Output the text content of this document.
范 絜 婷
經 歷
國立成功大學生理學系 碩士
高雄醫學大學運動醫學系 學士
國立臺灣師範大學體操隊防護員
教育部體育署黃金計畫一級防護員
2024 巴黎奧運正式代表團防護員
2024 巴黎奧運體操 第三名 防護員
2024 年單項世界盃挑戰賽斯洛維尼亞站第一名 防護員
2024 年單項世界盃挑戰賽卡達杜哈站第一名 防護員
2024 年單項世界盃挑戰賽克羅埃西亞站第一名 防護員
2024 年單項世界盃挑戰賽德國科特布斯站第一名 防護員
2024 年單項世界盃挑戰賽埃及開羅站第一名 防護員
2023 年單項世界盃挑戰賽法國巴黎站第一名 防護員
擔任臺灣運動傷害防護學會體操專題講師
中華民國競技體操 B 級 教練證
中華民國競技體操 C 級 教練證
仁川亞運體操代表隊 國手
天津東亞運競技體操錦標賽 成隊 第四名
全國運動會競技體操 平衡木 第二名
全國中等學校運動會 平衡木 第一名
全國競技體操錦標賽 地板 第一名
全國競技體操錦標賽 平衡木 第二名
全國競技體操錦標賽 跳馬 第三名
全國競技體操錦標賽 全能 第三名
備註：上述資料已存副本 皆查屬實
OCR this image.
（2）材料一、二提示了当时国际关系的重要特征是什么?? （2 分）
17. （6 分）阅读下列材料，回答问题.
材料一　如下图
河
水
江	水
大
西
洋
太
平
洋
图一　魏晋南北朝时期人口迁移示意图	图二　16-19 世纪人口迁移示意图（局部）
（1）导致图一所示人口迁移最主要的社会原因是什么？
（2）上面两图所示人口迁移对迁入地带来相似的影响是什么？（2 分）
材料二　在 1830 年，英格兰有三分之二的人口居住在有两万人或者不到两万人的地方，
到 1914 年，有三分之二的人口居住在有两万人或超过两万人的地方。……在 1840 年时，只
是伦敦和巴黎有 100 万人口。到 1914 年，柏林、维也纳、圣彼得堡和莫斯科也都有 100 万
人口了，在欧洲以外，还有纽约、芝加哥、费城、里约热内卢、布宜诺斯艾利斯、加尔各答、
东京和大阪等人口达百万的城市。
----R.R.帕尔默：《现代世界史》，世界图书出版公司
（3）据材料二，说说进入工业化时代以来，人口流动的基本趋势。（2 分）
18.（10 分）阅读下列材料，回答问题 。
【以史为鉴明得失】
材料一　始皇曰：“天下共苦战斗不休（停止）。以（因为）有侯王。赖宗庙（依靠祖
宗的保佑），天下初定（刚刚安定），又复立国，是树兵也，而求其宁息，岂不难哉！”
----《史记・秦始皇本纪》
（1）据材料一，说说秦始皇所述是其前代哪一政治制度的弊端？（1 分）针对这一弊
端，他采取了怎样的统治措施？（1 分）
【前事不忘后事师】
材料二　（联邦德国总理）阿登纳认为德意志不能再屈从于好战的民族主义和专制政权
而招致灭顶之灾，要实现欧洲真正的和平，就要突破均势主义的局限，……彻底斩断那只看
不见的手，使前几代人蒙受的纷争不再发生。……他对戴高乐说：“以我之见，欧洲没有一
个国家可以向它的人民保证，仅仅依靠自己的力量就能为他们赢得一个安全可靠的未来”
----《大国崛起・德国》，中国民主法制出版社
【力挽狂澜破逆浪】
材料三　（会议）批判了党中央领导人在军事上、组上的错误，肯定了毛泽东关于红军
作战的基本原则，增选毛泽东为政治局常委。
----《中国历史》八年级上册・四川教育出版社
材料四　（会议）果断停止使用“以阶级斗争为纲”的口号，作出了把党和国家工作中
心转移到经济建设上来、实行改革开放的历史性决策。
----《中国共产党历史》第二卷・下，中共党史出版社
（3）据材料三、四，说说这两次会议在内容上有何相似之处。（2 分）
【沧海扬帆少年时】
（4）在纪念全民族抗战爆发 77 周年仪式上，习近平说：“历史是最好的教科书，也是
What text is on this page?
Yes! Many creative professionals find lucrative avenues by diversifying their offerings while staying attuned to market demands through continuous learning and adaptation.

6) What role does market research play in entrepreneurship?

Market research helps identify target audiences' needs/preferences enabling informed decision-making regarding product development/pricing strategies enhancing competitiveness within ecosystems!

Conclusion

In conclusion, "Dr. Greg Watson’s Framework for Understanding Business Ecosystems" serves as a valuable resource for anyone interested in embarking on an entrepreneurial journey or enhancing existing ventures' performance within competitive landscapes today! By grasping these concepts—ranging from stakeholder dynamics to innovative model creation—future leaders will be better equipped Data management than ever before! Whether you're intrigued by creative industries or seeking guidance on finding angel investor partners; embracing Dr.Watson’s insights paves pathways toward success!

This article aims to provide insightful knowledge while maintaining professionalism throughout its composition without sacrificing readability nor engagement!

* [Requirements]:
Extract every entry above as it appears.

* [Response below]:
Output the text content of this document.
范 絜 婷
經 歷
國立成功大學生理學系 碩士
高雄醫學大學運動醫學系 學士
國立臺灣師範大學體操隊防護員
教育部體育署黃金計畫一級防護員
2024 巴黎奧運正式代表團防護員
2024 巴黎奧運體操 第三名 防護員
2024 年單項世界盃挑戰賽斯洛維尼亞站第一名 防護員
2024 年單項世界盃挑戰賽卡達杜哈站第一名 防護員
2024 年單項世界盃挑戰賽克羅埃西亞站第一名 防護員
2024 年單項世界盃挑戰賽德國科特布斯站第一名 防護員
2024 年單項世界盃挑戰賽埃及開羅站第一名 防護員
2023 年單項世界盃挑戰賽法國巴黎站第一名 防護員
擔任臺灣運動傷害防護學會體操專題講師
中華民國競技體操 B 級 教練證
中華民國競技體操 C 級 教練證
仁川亞運體操代表隊 國手
天津東亞運競技體操錦標賽 成隊 第四名
全國運動會競技體操 平衡木 第二名
全國中等學校運動會 平衡木 第一名
全國競技體操錦標賽 地板 第一名
全國競技體操錦標賽 平衡木 第二名
全國競技體操錦標賽 跳馬 第三名
全國競技體操錦標賽 全能 第三名
備註：上述資料已存副本 皆查屬實
OCR this image.
（2）材料一、二提示了当时国际关系的重要特征是什么?? （2 分）
17. （6 分）阅读下列材料，回答问题.
材料一　如下图
河
水
江	水
大
西
洋
太
平
洋
图一　魏晋南北朝时期人口迁移示意图	图二　16-19 世纪人口迁移示意图（局部）
（1）导致图一所示人口迁移最主要的社会原因是什么？
（2）上面两图所示人口迁移对迁入地带来相似的影响是什么？（2 分）
材料二　在 1830 年，英格兰有三分之二的人口居住在有两万人或者不到两万人的地方，
到 1914 年，有三分之二的人口居住在有两万人或超过两万人的地方。……在 1840 年时，只
是伦敦和巴黎有 100 万人口。到 1914 年，柏林、维也纳、圣彼得堡和莫斯科也都有 100 万
人口了，在欧洲以外，还有纽约、芝加哥、费城、里约热内卢、布宜诺斯艾利斯、加尔各答、
东京和大阪等人口达百万的城市。
----R.R.帕尔默：《现代世界史》，世界图书出版公司
（3）据材料二，说说进入工业化时代以来，人口流动的基本趋势。（2 分）
18.（10 分）阅读下列材料，回答问题 。
【以史为鉴明得失】
材料一　始皇曰：“天下共苦战斗不休（停止）。以（因为）有侯王。赖宗庙（依靠祖
宗的保佑），天下初定（刚刚安定），又复立国，是树兵也，而求其宁息，岂不难哉！”
----《史记・秦始皇本纪》
（1）据材料一，说说秦始皇所述是其前代哪一政治制度的弊端？（1 分）针对这一弊
端，他采取了怎样的统治措施？（1 分）
【前事不忘后事师】
材料二　（联邦德国总理）阿登纳认为德意志不能再屈从于好战的民族主义和专制政权
而招致灭顶之灾，要实现欧洲真正的和平，就要突破均势主义的局限，……彻底斩断那只看
不见的手，使前几代人蒙受的纷争不再发生。……他对戴高乐说：“以我之见，欧洲没有一
个国家可以向它的人民保证，仅仅依靠自己的力量就能为他们赢得一个安全可靠的未来”
----《大国崛起・德国》，中国民主法制出版社
【力挽狂澜破逆浪】
材料三　（会议）批判了党中央领导人在军事上、组上的错误，肯定了毛泽东关于红军
作战的基本原则，增选毛泽东为政治局常委。
----《中国历史》八年级上册・四川教育出版社
材料四　（会议）果断停止使用“以阶级斗争为纲”的口号，作出了把党和国家工作中
心转移到经济建设上来、实行改革开放的历史性决策。
----《中国共产党历史》第二卷・下，中共党史出版社
（3）据材料三、四，说说这两次会议在内容上有何相似之处。（2 分）
【沧海扬帆少年时】
（4）在纪念全民族抗战爆发 77 周年仪式上，习近平说：“历史是最好的教科书，也是
What text is on this page?
Yes! Many creative professionals find lucrative avenues by diversifying their offerings while staying attuned to market demands through continuous learning and adaptation.

6) What role does market research play in entrepreneurship?

Market research helps identify target audiences' needs/preferences enabling informed decision-making regarding product development/pricing strategies enhancing competitiveness within ecosystems!

Conclusion

In conclusion, "Dr. Greg Watson’s Framework for Understanding Business Ecosystems" serves as a valuable resource for anyone interested in embarking on an entrepreneurial journey or enhancing existing ventures' performance within competitive landscapes today! By grasping these concepts—ranging from stakeholder dynamics to innovative model creation—future leaders will be better equipped Data management than ever before! Whether you're intrigued by creative industries or seeking guidance on finding angel investor partners; embracing Dr.Watson’s insights paves pathways toward success!

This article aims to provide insightful knowledge while maintaining professionalism throughout its composition without sacrificing readability nor engagement!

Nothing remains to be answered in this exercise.